-------- RECORDS SUPPLIED
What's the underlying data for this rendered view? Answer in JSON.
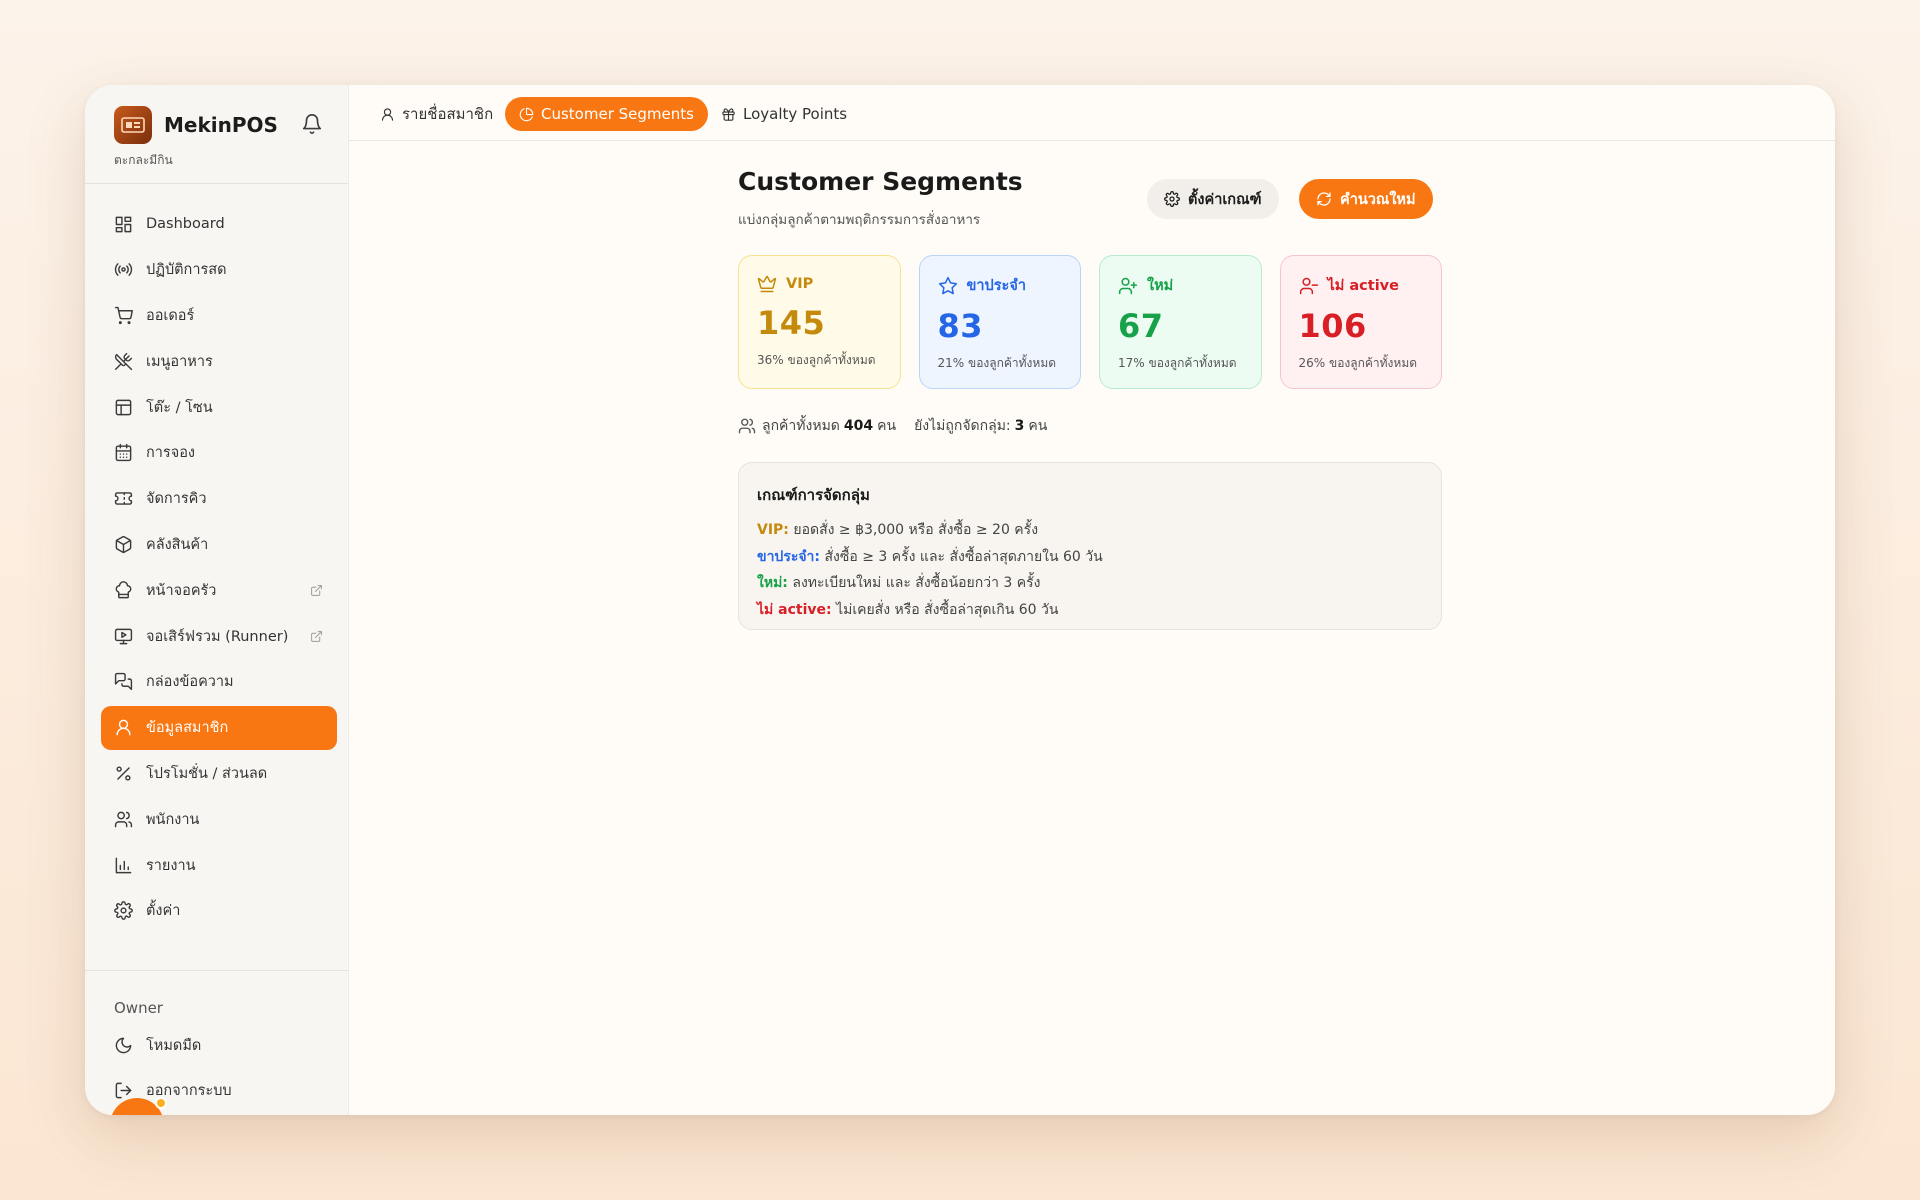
{
  "brand": {
    "name": "MekinPOS",
    "subtitle": "ตะกละมีกิน"
  },
  "sidebar": {
    "items": [
      {
        "label": "Dashboard",
        "icon": "dashboard-icon"
      },
      {
        "label": "ปฏิบัติการสด",
        "icon": "broadcast-icon"
      },
      {
        "label": "ออเดอร์",
        "icon": "cart-icon"
      },
      {
        "label": "เมนูอาหาร",
        "icon": "utensils-icon"
      },
      {
        "label": "โต๊ะ / โซน",
        "icon": "table-icon"
      },
      {
        "label": "การจอง",
        "icon": "calendar-icon"
      },
      {
        "label": "จัดการคิว",
        "icon": "ticket-icon"
      },
      {
        "label": "คลังสินค้า",
        "icon": "box-icon"
      },
      {
        "label": "หน้าจอครัว",
        "icon": "chef-hat-icon",
        "external": true
      },
      {
        "label": "จอเสิร์ฟรวม (Runner)",
        "icon": "monitor-icon",
        "external": true
      },
      {
        "label": "กล่องข้อความ",
        "icon": "messages-icon"
      },
      {
        "label": "ข้อมูลสมาชิก",
        "icon": "user-icon",
        "active": true
      },
      {
        "label": "โปรโมชั่น / ส่วนลด",
        "icon": "percent-icon"
      },
      {
        "label": "พนักงาน",
        "icon": "users-icon"
      },
      {
        "label": "รายงาน",
        "icon": "bar-chart-icon"
      },
      {
        "label": "ตั้งค่า",
        "icon": "gear-icon"
      }
    ],
    "role": "Owner",
    "bottom": [
      {
        "label": "โหมดมืด",
        "icon": "moon-icon"
      },
      {
        "label": "ออกจากระบบ",
        "icon": "logout-icon"
      }
    ]
  },
  "tabs": [
    {
      "label": "รายชื่อสมาชิก",
      "icon": "user-icon"
    },
    {
      "label": "Customer Segments",
      "icon": "pie-chart-icon",
      "active": true
    },
    {
      "label": "Loyalty Points",
      "icon": "gift-icon"
    }
  ],
  "page": {
    "title": "Customer Segments",
    "subtitle": "แบ่งกลุ่มลูกค้าตามพฤติกรรมการสั่งอาหาร",
    "settings_label": "ตั้งค่าเกณฑ์",
    "recalc_label": "คำนวณใหม่"
  },
  "segments": [
    {
      "name": "VIP",
      "value": "145",
      "pct": "36% ของลูกค้าทั้งหมด",
      "icon": "crown-icon",
      "color": "#c48a0c"
    },
    {
      "name": "ขาประจำ",
      "value": "83",
      "pct": "21% ของลูกค้าทั้งหมด",
      "icon": "star-icon",
      "color": "#2566e6"
    },
    {
      "name": "ใหม่",
      "value": "67",
      "pct": "17% ของลูกค้าทั้งหมด",
      "icon": "user-plus-icon",
      "color": "#17a24a"
    },
    {
      "name": "ไม่ active",
      "value": "106",
      "pct": "26% ของลูกค้าทั้งหมด",
      "icon": "user-minus-icon",
      "color": "#d81f26"
    }
  ],
  "totals": {
    "total_label": "ลูกค้าทั้งหมด",
    "total_value": "404",
    "unit": "คน",
    "unassigned_label": "ยังไม่ถูกจัดกลุ่ม:",
    "unassigned_value": "3"
  },
  "rules": {
    "title": "เกณฑ์การจัดกลุ่ม",
    "items": [
      {
        "key": "VIP:",
        "text": "ยอดสั่ง ≥ ฿3,000 หรือ สั่งซื้อ ≥ 20 ครั้ง",
        "color": "#c48a0c"
      },
      {
        "key": "ขาประจำ:",
        "text": "สั่งซื้อ ≥ 3 ครั้ง และ สั่งซื้อล่าสุดภายใน 60 วัน",
        "color": "#2566e6"
      },
      {
        "key": "ใหม่:",
        "text": "ลงทะเบียนใหม่ และ สั่งซื้อน้อยกว่า 3 ครั้ง",
        "color": "#17a24a"
      },
      {
        "key": "ไม่ active:",
        "text": "ไม่เคยสั่ง หรือ สั่งซื้อล่าสุดเกิน 60 วัน",
        "color": "#d81f26"
      }
    ]
  },
  "colors": {
    "accent": "#f97712"
  }
}
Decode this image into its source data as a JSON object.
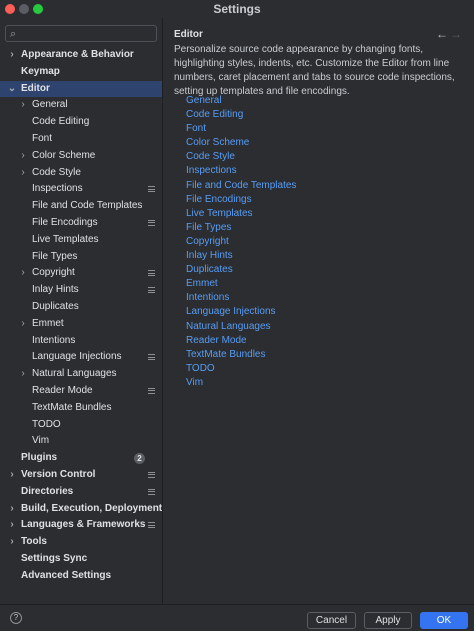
{
  "window": {
    "title": "Settings"
  },
  "search": {
    "placeholder": ""
  },
  "sidebar": {
    "items": [
      {
        "label": "Appearance & Behavior",
        "level": 0,
        "expandable": true,
        "expanded": false,
        "bold": true,
        "selected": false
      },
      {
        "label": "Keymap",
        "level": 0,
        "expandable": false,
        "bold": true,
        "selected": false
      },
      {
        "label": "Editor",
        "level": 0,
        "expandable": true,
        "expanded": true,
        "bold": true,
        "selected": true
      },
      {
        "label": "General",
        "level": 1,
        "expandable": true,
        "expanded": false,
        "bold": false,
        "selected": false
      },
      {
        "label": "Code Editing",
        "level": 1,
        "expandable": false,
        "bold": false,
        "selected": false
      },
      {
        "label": "Font",
        "level": 1,
        "expandable": false,
        "bold": false,
        "selected": false
      },
      {
        "label": "Color Scheme",
        "level": 1,
        "expandable": true,
        "expanded": false,
        "bold": false,
        "selected": false
      },
      {
        "label": "Code Style",
        "level": 1,
        "expandable": true,
        "expanded": false,
        "bold": false,
        "selected": false
      },
      {
        "label": "Inspections",
        "level": 1,
        "expandable": false,
        "bold": false,
        "selected": false,
        "project_icon": true
      },
      {
        "label": "File and Code Templates",
        "level": 1,
        "expandable": false,
        "bold": false,
        "selected": false
      },
      {
        "label": "File Encodings",
        "level": 1,
        "expandable": false,
        "bold": false,
        "selected": false,
        "project_icon": true
      },
      {
        "label": "Live Templates",
        "level": 1,
        "expandable": false,
        "bold": false,
        "selected": false
      },
      {
        "label": "File Types",
        "level": 1,
        "expandable": false,
        "bold": false,
        "selected": false
      },
      {
        "label": "Copyright",
        "level": 1,
        "expandable": true,
        "expanded": false,
        "bold": false,
        "selected": false,
        "project_icon": true
      },
      {
        "label": "Inlay Hints",
        "level": 1,
        "expandable": false,
        "bold": false,
        "selected": false,
        "project_icon": true
      },
      {
        "label": "Duplicates",
        "level": 1,
        "expandable": false,
        "bold": false,
        "selected": false
      },
      {
        "label": "Emmet",
        "level": 1,
        "expandable": true,
        "expanded": false,
        "bold": false,
        "selected": false
      },
      {
        "label": "Intentions",
        "level": 1,
        "expandable": false,
        "bold": false,
        "selected": false
      },
      {
        "label": "Language Injections",
        "level": 1,
        "expandable": false,
        "bold": false,
        "selected": false,
        "project_icon": true
      },
      {
        "label": "Natural Languages",
        "level": 1,
        "expandable": true,
        "expanded": false,
        "bold": false,
        "selected": false
      },
      {
        "label": "Reader Mode",
        "level": 1,
        "expandable": false,
        "bold": false,
        "selected": false,
        "project_icon": true
      },
      {
        "label": "TextMate Bundles",
        "level": 1,
        "expandable": false,
        "bold": false,
        "selected": false
      },
      {
        "label": "TODO",
        "level": 1,
        "expandable": false,
        "bold": false,
        "selected": false
      },
      {
        "label": "Vim",
        "level": 1,
        "expandable": false,
        "bold": false,
        "selected": false
      },
      {
        "label": "Plugins",
        "level": 0,
        "expandable": false,
        "bold": true,
        "selected": false,
        "badge": "2"
      },
      {
        "label": "Version Control",
        "level": 0,
        "expandable": true,
        "expanded": false,
        "bold": true,
        "selected": false,
        "project_icon": true
      },
      {
        "label": "Directories",
        "level": 0,
        "expandable": false,
        "bold": true,
        "selected": false,
        "project_icon": true
      },
      {
        "label": "Build, Execution, Deployment",
        "level": 0,
        "expandable": true,
        "expanded": false,
        "bold": true,
        "selected": false
      },
      {
        "label": "Languages & Frameworks",
        "level": 0,
        "expandable": true,
        "expanded": false,
        "bold": true,
        "selected": false,
        "project_icon": true
      },
      {
        "label": "Tools",
        "level": 0,
        "expandable": true,
        "expanded": false,
        "bold": true,
        "selected": false
      },
      {
        "label": "Settings Sync",
        "level": 0,
        "expandable": false,
        "bold": true,
        "selected": false
      },
      {
        "label": "Advanced Settings",
        "level": 0,
        "expandable": false,
        "bold": true,
        "selected": false
      }
    ]
  },
  "content": {
    "heading": "Editor",
    "description": "Personalize source code appearance by changing fonts, highlighting styles, indents, etc. Customize the Editor from line numbers, caret placement and tabs to source code inspections, setting up templates and file encodings.",
    "links": [
      "General",
      "Code Editing",
      "Font",
      "Color Scheme",
      "Code Style",
      "Inspections",
      "File and Code Templates",
      "File Encodings",
      "Live Templates",
      "File Types",
      "Copyright",
      "Inlay Hints",
      "Duplicates",
      "Emmet",
      "Intentions",
      "Language Injections",
      "Natural Languages",
      "Reader Mode",
      "TextMate Bundles",
      "TODO",
      "Vim"
    ]
  },
  "footer": {
    "help": "?",
    "cancel": "Cancel",
    "apply": "Apply",
    "ok": "OK"
  },
  "icons": {
    "search": "search-icon",
    "back": "arrow-left-icon",
    "forward": "arrow-right-icon",
    "expand": "chevron-right-icon",
    "collapse": "chevron-down-icon",
    "project_scope": "project-scope-icon",
    "help": "help-icon"
  },
  "colors": {
    "background": "#2b2d30",
    "selection": "#2e436e",
    "link": "#589df6",
    "primary_button": "#3574f0"
  }
}
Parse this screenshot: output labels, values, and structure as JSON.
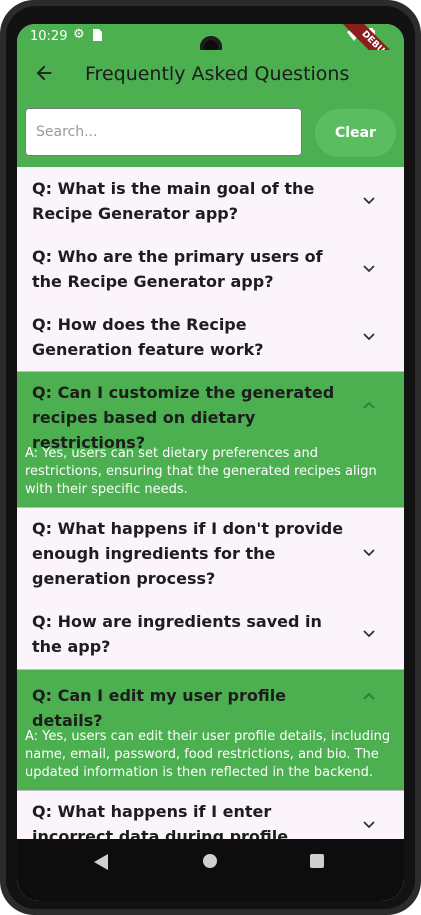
----------------
Reproduce each line of the entries in which the word "subtitle" is found.

    "subtitle": "ตะกละมีกิน"
    "subtitle": "แบ่งกลุ่มลูกค้าตามพฤติกรรมการสั่งอาหาร",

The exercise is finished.